> _Task brief_: Provide the number of lines containing the word "الذي", and nothing else.
━━━━━ Material provided ━━━━━
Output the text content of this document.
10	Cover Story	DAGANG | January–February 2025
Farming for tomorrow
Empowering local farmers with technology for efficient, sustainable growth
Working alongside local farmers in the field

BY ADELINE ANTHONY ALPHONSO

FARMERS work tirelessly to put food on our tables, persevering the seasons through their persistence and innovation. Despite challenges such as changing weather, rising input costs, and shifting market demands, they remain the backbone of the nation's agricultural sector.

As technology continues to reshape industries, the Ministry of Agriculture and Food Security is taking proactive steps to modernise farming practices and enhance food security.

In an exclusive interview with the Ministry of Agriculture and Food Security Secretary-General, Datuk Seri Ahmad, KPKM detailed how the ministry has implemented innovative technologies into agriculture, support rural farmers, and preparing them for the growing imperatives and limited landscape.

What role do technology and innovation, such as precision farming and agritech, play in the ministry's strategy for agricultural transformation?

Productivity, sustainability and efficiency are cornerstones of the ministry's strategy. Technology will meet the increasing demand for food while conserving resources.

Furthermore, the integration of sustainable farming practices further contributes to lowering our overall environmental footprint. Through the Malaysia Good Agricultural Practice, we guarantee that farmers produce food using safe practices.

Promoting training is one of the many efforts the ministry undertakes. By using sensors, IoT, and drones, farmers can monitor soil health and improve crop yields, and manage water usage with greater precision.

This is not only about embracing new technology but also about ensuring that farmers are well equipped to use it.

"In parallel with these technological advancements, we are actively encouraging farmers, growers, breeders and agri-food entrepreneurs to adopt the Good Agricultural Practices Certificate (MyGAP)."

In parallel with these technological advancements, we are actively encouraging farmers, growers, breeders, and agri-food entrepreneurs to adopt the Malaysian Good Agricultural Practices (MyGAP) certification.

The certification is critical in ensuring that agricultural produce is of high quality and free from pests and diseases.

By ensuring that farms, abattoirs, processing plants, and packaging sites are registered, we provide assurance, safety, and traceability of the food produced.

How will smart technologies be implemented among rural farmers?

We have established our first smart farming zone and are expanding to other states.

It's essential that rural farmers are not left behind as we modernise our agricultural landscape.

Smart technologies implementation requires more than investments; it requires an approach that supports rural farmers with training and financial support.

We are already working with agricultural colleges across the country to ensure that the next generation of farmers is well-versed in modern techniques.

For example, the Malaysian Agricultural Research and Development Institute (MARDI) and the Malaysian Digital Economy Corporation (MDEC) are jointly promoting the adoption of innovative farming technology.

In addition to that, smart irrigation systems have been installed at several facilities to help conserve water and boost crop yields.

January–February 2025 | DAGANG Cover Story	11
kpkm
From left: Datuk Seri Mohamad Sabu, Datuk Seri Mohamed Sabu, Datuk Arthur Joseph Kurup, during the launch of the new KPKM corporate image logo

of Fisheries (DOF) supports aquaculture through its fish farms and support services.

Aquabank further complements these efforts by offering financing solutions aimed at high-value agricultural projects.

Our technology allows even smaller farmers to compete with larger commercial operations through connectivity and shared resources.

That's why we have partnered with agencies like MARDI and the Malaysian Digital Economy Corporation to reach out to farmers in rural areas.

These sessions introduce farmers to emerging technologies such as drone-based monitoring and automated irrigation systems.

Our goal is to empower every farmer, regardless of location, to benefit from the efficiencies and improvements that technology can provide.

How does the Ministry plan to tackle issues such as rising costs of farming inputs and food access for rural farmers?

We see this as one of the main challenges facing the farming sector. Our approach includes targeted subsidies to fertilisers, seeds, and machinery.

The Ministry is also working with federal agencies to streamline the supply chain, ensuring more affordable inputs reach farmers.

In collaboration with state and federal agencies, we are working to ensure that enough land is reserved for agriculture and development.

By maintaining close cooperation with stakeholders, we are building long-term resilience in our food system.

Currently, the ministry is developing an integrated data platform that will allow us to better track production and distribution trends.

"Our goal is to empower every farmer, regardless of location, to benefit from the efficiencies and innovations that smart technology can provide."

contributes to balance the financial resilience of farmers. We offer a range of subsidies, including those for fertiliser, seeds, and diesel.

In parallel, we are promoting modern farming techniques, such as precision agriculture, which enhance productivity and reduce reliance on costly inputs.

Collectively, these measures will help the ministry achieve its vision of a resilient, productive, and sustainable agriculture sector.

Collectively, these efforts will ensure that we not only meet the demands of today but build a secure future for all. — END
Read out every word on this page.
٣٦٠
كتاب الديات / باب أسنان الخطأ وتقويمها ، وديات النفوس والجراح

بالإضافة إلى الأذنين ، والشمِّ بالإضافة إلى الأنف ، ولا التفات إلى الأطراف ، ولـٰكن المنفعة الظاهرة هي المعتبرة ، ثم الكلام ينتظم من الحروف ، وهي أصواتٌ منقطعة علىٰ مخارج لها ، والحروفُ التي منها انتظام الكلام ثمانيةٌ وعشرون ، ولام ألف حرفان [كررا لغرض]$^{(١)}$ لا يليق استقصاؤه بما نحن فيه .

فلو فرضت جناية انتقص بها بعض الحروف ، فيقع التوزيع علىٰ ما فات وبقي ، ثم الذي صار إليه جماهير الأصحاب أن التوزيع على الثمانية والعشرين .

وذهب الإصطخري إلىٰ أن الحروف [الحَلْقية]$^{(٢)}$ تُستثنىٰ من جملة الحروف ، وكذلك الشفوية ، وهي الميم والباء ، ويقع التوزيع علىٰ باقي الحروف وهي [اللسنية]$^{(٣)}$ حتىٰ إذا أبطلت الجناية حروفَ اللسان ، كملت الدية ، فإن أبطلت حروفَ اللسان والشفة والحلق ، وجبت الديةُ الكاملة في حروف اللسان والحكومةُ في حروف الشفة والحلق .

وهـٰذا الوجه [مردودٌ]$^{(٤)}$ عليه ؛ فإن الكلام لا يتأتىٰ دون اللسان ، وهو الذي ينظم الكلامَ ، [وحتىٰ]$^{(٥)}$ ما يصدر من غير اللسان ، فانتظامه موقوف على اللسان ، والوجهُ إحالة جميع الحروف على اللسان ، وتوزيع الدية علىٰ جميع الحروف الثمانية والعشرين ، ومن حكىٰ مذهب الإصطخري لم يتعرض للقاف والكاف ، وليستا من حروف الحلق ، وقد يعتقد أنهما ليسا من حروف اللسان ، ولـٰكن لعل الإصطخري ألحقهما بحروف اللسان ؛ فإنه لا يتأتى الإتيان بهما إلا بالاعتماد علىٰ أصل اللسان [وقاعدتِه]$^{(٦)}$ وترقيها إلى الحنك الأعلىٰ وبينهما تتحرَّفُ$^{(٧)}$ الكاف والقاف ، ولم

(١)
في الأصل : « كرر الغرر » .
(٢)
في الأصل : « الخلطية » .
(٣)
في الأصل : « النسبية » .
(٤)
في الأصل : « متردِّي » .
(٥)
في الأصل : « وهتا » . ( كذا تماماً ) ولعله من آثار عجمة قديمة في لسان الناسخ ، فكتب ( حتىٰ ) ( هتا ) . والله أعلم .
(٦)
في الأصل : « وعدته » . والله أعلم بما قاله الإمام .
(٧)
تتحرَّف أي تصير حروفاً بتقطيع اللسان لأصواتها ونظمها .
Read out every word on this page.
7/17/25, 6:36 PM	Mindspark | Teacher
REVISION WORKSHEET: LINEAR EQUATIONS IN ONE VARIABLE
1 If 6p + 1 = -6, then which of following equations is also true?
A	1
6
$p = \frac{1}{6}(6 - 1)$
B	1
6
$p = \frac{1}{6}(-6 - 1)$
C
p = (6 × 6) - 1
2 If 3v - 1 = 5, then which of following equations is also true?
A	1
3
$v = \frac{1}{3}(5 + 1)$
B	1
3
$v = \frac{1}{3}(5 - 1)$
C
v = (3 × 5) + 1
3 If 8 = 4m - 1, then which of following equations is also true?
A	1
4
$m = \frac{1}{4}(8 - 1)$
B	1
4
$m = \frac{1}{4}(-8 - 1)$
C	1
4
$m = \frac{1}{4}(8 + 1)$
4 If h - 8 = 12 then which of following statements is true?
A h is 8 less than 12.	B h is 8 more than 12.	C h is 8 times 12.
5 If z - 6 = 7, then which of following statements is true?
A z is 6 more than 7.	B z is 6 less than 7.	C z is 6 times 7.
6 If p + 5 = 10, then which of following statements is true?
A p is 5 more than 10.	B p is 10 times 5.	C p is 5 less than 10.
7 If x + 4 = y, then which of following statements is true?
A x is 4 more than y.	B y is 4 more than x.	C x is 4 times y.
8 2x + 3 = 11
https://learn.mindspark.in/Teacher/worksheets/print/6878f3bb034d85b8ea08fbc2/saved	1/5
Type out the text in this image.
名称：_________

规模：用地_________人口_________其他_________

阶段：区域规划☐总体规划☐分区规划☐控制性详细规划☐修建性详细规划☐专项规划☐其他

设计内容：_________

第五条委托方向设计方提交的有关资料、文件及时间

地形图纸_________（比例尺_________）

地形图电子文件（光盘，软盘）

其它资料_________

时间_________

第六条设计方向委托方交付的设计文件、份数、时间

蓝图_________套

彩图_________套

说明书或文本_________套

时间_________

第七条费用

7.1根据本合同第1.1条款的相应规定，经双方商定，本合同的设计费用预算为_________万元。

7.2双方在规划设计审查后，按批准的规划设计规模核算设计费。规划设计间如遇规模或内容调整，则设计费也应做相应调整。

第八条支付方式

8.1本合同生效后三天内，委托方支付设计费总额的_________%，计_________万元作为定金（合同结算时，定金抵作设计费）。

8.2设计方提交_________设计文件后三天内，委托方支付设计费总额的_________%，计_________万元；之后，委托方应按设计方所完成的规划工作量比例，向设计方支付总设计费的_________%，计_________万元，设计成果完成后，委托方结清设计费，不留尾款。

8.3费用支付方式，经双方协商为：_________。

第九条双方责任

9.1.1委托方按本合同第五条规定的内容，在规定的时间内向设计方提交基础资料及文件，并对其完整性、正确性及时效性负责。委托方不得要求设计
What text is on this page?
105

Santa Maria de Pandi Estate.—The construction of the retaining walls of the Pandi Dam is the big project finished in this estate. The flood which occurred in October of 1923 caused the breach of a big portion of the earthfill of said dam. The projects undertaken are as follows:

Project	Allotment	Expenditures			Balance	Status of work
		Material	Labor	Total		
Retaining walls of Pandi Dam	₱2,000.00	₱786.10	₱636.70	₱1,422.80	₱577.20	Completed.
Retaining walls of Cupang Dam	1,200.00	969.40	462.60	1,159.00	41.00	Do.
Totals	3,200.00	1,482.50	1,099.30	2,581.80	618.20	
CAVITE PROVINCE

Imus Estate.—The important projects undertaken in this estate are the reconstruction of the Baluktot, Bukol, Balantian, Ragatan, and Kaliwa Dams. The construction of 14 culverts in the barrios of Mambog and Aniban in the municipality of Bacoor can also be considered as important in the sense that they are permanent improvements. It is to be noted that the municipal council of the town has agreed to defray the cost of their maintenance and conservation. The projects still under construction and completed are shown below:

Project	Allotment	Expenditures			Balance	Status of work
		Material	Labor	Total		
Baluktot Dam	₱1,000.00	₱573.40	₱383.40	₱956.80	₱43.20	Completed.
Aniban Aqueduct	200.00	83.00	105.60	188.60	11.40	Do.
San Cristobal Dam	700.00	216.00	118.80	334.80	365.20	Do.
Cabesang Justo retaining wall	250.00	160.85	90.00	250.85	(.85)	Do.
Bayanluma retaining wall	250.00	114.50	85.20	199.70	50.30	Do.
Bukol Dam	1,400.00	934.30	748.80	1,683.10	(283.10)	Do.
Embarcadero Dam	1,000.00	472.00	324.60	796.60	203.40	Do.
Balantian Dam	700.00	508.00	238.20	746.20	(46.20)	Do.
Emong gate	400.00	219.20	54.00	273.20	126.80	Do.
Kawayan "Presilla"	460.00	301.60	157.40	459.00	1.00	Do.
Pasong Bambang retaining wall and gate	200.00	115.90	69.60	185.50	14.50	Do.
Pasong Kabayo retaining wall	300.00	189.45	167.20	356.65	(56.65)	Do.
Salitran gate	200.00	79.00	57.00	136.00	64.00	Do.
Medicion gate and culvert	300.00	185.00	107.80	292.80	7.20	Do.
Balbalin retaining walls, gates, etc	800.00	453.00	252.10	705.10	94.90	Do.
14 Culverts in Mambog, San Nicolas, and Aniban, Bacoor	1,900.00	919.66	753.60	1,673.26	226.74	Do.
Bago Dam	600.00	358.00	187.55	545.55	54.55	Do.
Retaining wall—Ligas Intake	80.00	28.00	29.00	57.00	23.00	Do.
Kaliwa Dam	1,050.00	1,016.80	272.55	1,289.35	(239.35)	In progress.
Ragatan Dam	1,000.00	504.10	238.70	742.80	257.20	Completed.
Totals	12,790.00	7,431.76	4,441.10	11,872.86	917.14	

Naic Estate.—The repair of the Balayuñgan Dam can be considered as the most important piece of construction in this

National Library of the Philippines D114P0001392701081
━━━━━
> _The reply_: 2